__EXERCISE__:
Return each line of the data below verbatim; pictures are to be left out.
— start INPUT ROWS —
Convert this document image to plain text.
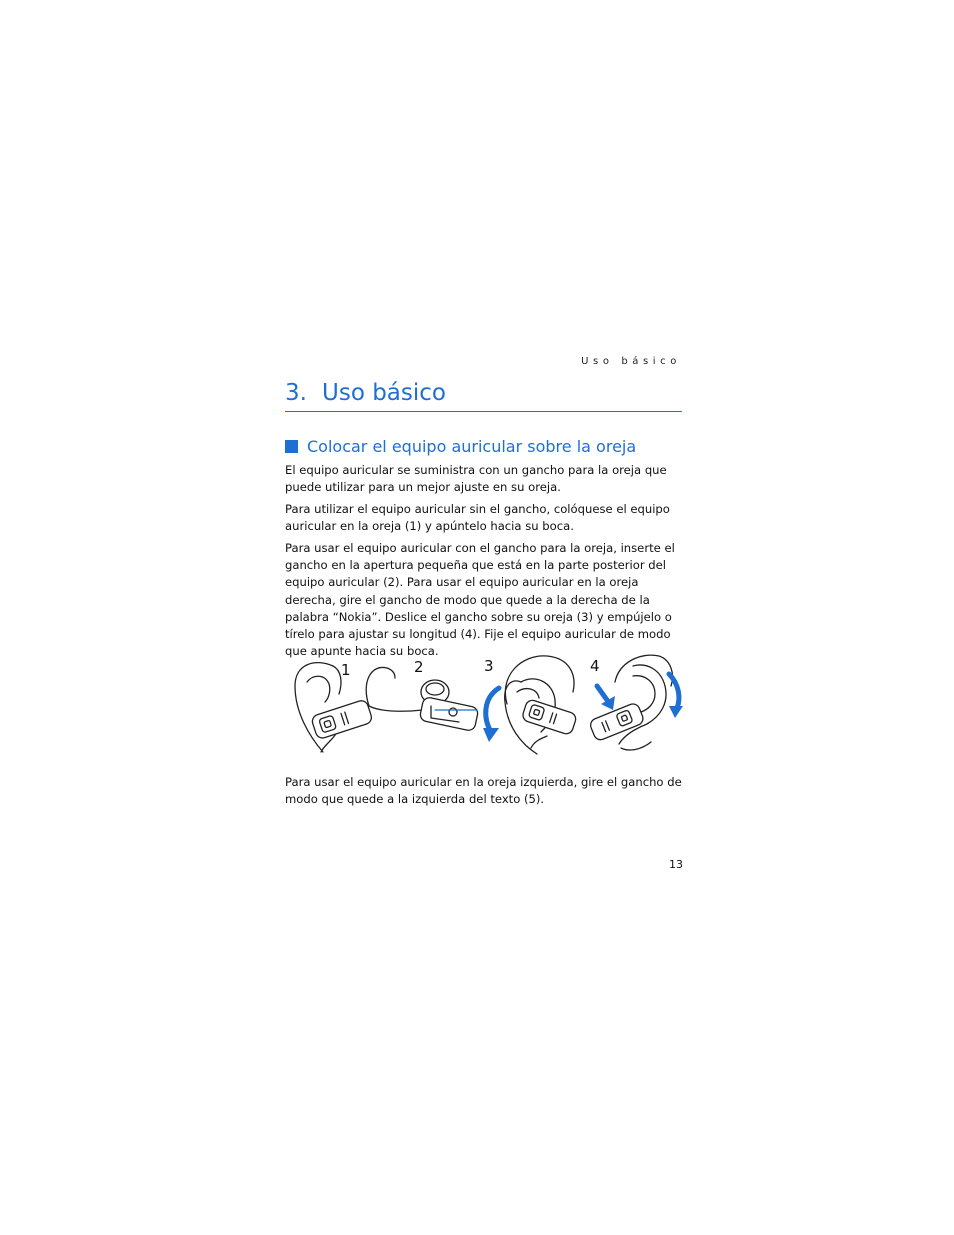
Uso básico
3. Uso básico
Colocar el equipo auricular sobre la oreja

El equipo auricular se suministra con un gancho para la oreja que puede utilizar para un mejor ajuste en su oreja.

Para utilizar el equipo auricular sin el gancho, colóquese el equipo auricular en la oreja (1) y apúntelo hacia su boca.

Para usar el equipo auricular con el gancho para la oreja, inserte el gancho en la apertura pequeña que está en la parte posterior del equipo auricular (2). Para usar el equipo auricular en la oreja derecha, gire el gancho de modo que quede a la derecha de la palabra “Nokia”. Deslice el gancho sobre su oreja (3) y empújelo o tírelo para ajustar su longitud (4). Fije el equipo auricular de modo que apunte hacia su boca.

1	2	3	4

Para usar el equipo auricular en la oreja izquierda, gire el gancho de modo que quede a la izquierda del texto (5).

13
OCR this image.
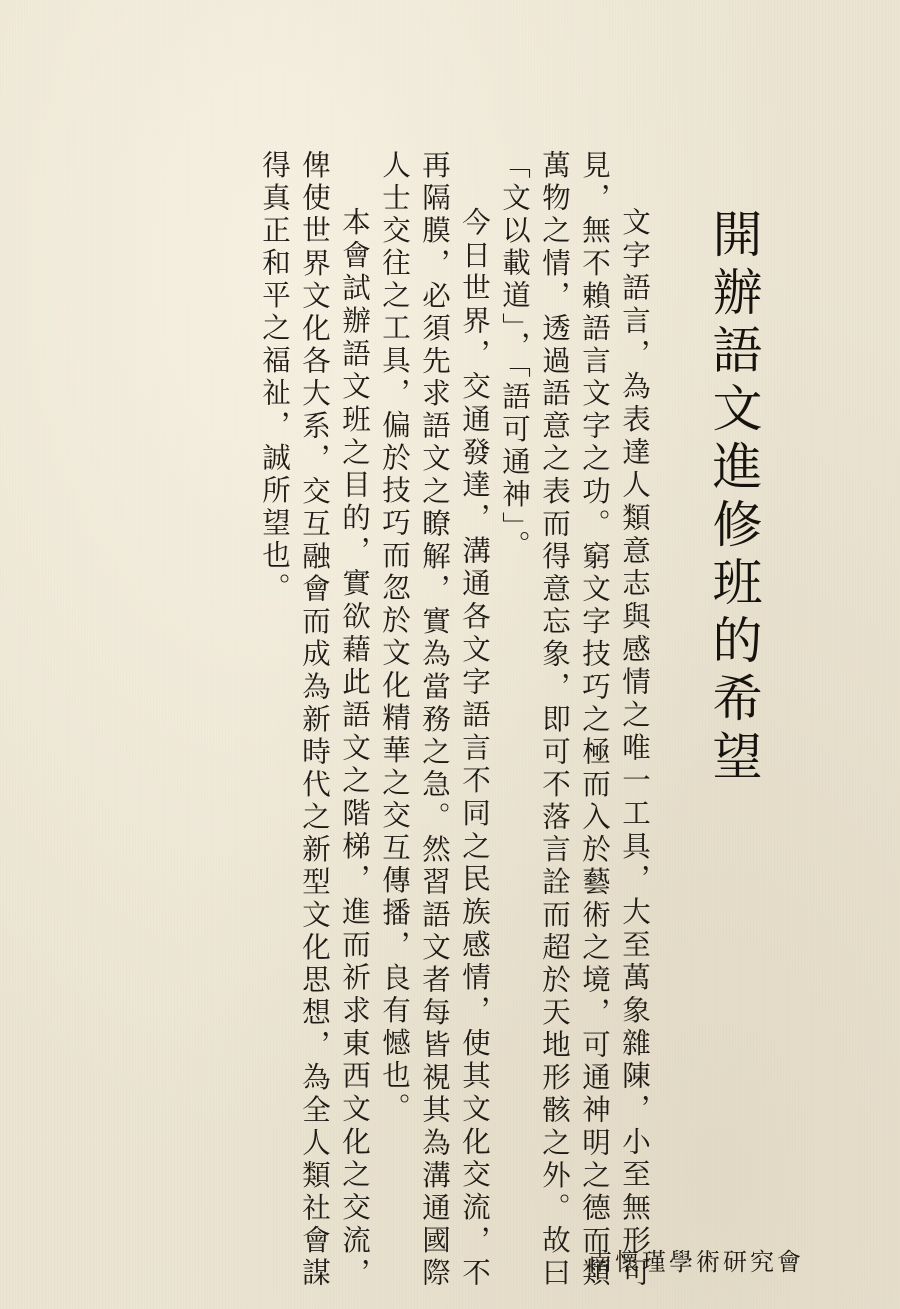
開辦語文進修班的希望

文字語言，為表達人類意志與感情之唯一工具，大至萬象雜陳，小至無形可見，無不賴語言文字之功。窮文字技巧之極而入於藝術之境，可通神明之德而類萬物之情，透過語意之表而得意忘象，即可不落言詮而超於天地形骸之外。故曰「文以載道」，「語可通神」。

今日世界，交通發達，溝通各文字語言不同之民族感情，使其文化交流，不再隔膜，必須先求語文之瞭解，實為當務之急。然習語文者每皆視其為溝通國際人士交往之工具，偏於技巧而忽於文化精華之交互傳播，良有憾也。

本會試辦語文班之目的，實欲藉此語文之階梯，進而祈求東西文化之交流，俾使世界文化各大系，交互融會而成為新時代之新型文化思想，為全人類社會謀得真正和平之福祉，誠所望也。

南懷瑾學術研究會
— end INPUT ROWS —
__FINAL RESULT__:
Convert this document image to plain text.
Uso básico
3. Uso básico
Colocar el equipo auricular sobre la oreja

El equipo auricular se suministra con un gancho para la oreja que puede utilizar para un mejor ajuste en su oreja.

Para utilizar el equipo auricular sin el gancho, colóquese el equipo auricular en la oreja (1) y apúntelo hacia su boca.

Para usar el equipo auricular con el gancho para la oreja, inserte el gancho en la apertura pequeña que está en la parte posterior del equipo auricular (2). Para usar el equipo auricular en la oreja derecha, gire el gancho de modo que quede a la derecha de la palabra “Nokia”. Deslice el gancho sobre su oreja (3) y empújelo o tírelo para ajustar su longitud (4). Fije el equipo auricular de modo que apunte hacia su boca.

1	2	3	4

Para usar el equipo auricular en la oreja izquierda, gire el gancho de modo que quede a la izquierda del texto (5).

13
OCR this image.
開辦語文進修班的希望

文字語言，為表達人類意志與感情之唯一工具，大至萬象雜陳，小至無形可見，無不賴語言文字之功。窮文字技巧之極而入於藝術之境，可通神明之德而類萬物之情，透過語意之表而得意忘象，即可不落言詮而超於天地形骸之外。故曰「文以載道」，「語可通神」。

今日世界，交通發達，溝通各文字語言不同之民族感情，使其文化交流，不再隔膜，必須先求語文之瞭解，實為當務之急。然習語文者每皆視其為溝通國際人士交往之工具，偏於技巧而忽於文化精華之交互傳播，良有憾也。

本會試辦語文班之目的，實欲藉此語文之階梯，進而祈求東西文化之交流，俾使世界文化各大系，交互融會而成為新時代之新型文化思想，為全人類社會謀得真正和平之福祉，誠所望也。

南懷瑾學術研究會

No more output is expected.